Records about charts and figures
□ □ □ □
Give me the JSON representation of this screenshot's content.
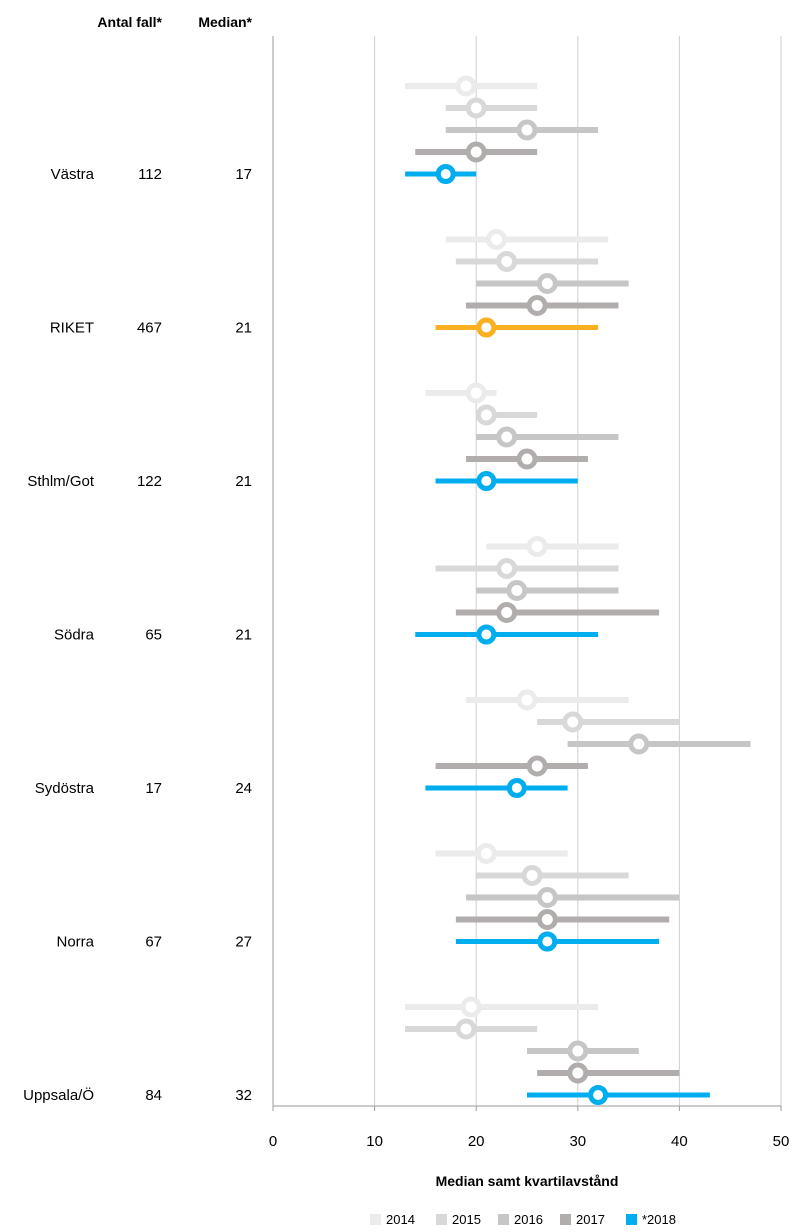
{
  "chart_data": {
    "type": "range-dot",
    "header": {
      "count_label": "Antal fall*",
      "median_label": "Median*"
    },
    "xlabel": "Median samt kvartilavstånd",
    "xlim": [
      0,
      50
    ],
    "xticks": [
      0,
      10,
      20,
      30,
      40,
      50
    ],
    "grid": "vertical",
    "legend_position": "bottom",
    "series": [
      {
        "name": "2014",
        "color": "#ebebeb"
      },
      {
        "name": "2015",
        "color": "#d8d8d8"
      },
      {
        "name": "2016",
        "color": "#c6c6c6"
      },
      {
        "name": "2017",
        "color": "#b1adad"
      },
      {
        "name": "*2018",
        "color": "#00aeef"
      }
    ],
    "highlight_color": "#fbb021",
    "groups": [
      {
        "region": "Västra",
        "count": "112",
        "median_text": "17",
        "points": [
          {
            "median": 19,
            "q1": 13,
            "q3": 26
          },
          {
            "median": 20,
            "q1": 17,
            "q3": 26
          },
          {
            "median": 25,
            "q1": 17,
            "q3": 32
          },
          {
            "median": 20,
            "q1": 14,
            "q3": 26
          },
          {
            "median": 17,
            "q1": 13,
            "q3": 20
          }
        ]
      },
      {
        "region": "RIKET",
        "count": "467",
        "median_text": "21",
        "highlight": true,
        "points": [
          {
            "median": 22,
            "q1": 17,
            "q3": 33
          },
          {
            "median": 23,
            "q1": 18,
            "q3": 32
          },
          {
            "median": 27,
            "q1": 20,
            "q3": 35
          },
          {
            "median": 26,
            "q1": 19,
            "q3": 34
          },
          {
            "median": 21,
            "q1": 16,
            "q3": 32
          }
        ]
      },
      {
        "region": "Sthlm/Got",
        "count": "122",
        "median_text": "21",
        "points": [
          {
            "median": 20,
            "q1": 15,
            "q3": 22
          },
          {
            "median": 21,
            "q1": 20,
            "q3": 26
          },
          {
            "median": 23,
            "q1": 20,
            "q3": 34
          },
          {
            "median": 25,
            "q1": 19,
            "q3": 31
          },
          {
            "median": 21,
            "q1": 16,
            "q3": 30
          }
        ]
      },
      {
        "region": "Södra",
        "count": "65",
        "median_text": "21",
        "points": [
          {
            "median": 26,
            "q1": 21,
            "q3": 34
          },
          {
            "median": 23,
            "q1": 16,
            "q3": 34
          },
          {
            "median": 24,
            "q1": 20,
            "q3": 34
          },
          {
            "median": 23,
            "q1": 18,
            "q3": 38
          },
          {
            "median": 21,
            "q1": 14,
            "q3": 32
          }
        ]
      },
      {
        "region": "Sydöstra",
        "count": "17",
        "median_text": "24",
        "points": [
          {
            "median": 25,
            "q1": 19,
            "q3": 35
          },
          {
            "median": 29.5,
            "q1": 26,
            "q3": 40
          },
          {
            "median": 36,
            "q1": 29,
            "q3": 47
          },
          {
            "median": 26,
            "q1": 16,
            "q3": 31
          },
          {
            "median": 24,
            "q1": 15,
            "q3": 29
          }
        ]
      },
      {
        "region": "Norra",
        "count": "67",
        "median_text": "27",
        "points": [
          {
            "median": 21,
            "q1": 16,
            "q3": 29
          },
          {
            "median": 25.5,
            "q1": 20,
            "q3": 35
          },
          {
            "median": 27,
            "q1": 19,
            "q3": 40
          },
          {
            "median": 27,
            "q1": 18,
            "q3": 39
          },
          {
            "median": 27,
            "q1": 18,
            "q3": 38
          }
        ]
      },
      {
        "region": "Uppsala/Ö",
        "count": "84",
        "median_text": "32",
        "points": [
          {
            "median": 19.5,
            "q1": 13,
            "q3": 32
          },
          {
            "median": 19,
            "q1": 13,
            "q3": 26
          },
          {
            "median": 30,
            "q1": 25,
            "q3": 36
          },
          {
            "median": 30,
            "q1": 26,
            "q3": 40
          },
          {
            "median": 32,
            "q1": 25,
            "q3": 43
          }
        ]
      }
    ]
  }
}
□ □ □ □
WRITTEN PROBLEM >> Copy each line of the records precisely and drop any images they hold.

SOLUTION TO THIS EXERCISE >>
Give me the JSON representation of this screenshot's content.
{
  "chart_data": {
    "type": "range-dot",
    "header": {
      "count_label": "Antal fall*",
      "median_label": "Median*"
    },
    "xlabel": "Median samt kvartilavstånd",
    "xlim": [
      0,
      50
    ],
    "xticks": [
      0,
      10,
      20,
      30,
      40,
      50
    ],
    "grid": "vertical",
    "legend_position": "bottom",
    "series": [
      {
        "name": "2014",
        "color": "#ebebeb"
      },
      {
        "name": "2015",
        "color": "#d8d8d8"
      },
      {
        "name": "2016",
        "color": "#c6c6c6"
      },
      {
        "name": "2017",
        "color": "#b1adad"
      },
      {
        "name": "*2018",
        "color": "#00aeef"
      }
    ],
    "highlight_color": "#fbb021",
    "groups": [
      {
        "region": "Västra",
        "count": "112",
        "median_text": "17",
        "points": [
          {
            "median": 19,
            "q1": 13,
            "q3": 26
          },
          {
            "median": 20,
            "q1": 17,
            "q3": 26
          },
          {
            "median": 25,
            "q1": 17,
            "q3": 32
          },
          {
            "median": 20,
            "q1": 14,
            "q3": 26
          },
          {
            "median": 17,
            "q1": 13,
            "q3": 20
          }
        ]
      },
      {
        "region": "RIKET",
        "count": "467",
        "median_text": "21",
        "highlight": true,
        "points": [
          {
            "median": 22,
            "q1": 17,
            "q3": 33
          },
          {
            "median": 23,
            "q1": 18,
            "q3": 32
          },
          {
            "median": 27,
            "q1": 20,
            "q3": 35
          },
          {
            "median": 26,
            "q1": 19,
            "q3": 34
          },
          {
            "median": 21,
            "q1": 16,
            "q3": 32
          }
        ]
      },
      {
        "region": "Sthlm/Got",
        "count": "122",
        "median_text": "21",
        "points": [
          {
            "median": 20,
            "q1": 15,
            "q3": 22
          },
          {
            "median": 21,
            "q1": 20,
            "q3": 26
          },
          {
            "median": 23,
            "q1": 20,
            "q3": 34
          },
          {
            "median": 25,
            "q1": 19,
            "q3": 31
          },
          {
            "median": 21,
            "q1": 16,
            "q3": 30
          }
        ]
      },
      {
        "region": "Södra",
        "count": "65",
        "median_text": "21",
        "points": [
          {
            "median": 26,
            "q1": 21,
            "q3": 34
          },
          {
            "median": 23,
            "q1": 16,
            "q3": 34
          },
          {
            "median": 24,
            "q1": 20,
            "q3": 34
          },
          {
            "median": 23,
            "q1": 18,
            "q3": 38
          },
          {
            "median": 21,
            "q1": 14,
            "q3": 32
          }
        ]
      },
      {
        "region": "Sydöstra",
        "count": "17",
        "median_text": "24",
        "points": [
          {
            "median": 25,
            "q1": 19,
            "q3": 35
          },
          {
            "median": 29.5,
            "q1": 26,
            "q3": 40
          },
          {
            "median": 36,
            "q1": 29,
            "q3": 47
          },
          {
            "median": 26,
            "q1": 16,
            "q3": 31
          },
          {
            "median": 24,
            "q1": 15,
            "q3": 29
          }
        ]
      },
      {
        "region": "Norra",
        "count": "67",
        "median_text": "27",
        "points": [
          {
            "median": 21,
            "q1": 16,
            "q3": 29
          },
          {
            "median": 25.5,
            "q1": 20,
            "q3": 35
          },
          {
            "median": 27,
            "q1": 19,
            "q3": 40
          },
          {
            "median": 27,
            "q1": 18,
            "q3": 39
          },
          {
            "median": 27,
            "q1": 18,
            "q3": 38
          }
        ]
      },
      {
        "region": "Uppsala/Ö",
        "count": "84",
        "median_text": "32",
        "points": [
          {
            "median": 19.5,
            "q1": 13,
            "q3": 32
          },
          {
            "median": 19,
            "q1": 13,
            "q3": 26
          },
          {
            "median": 30,
            "q1": 25,
            "q3": 36
          },
          {
            "median": 30,
            "q1": 26,
            "q3": 40
          },
          {
            "median": 32,
            "q1": 25,
            "q3": 43
          }
        ]
      }
    ]
  }
}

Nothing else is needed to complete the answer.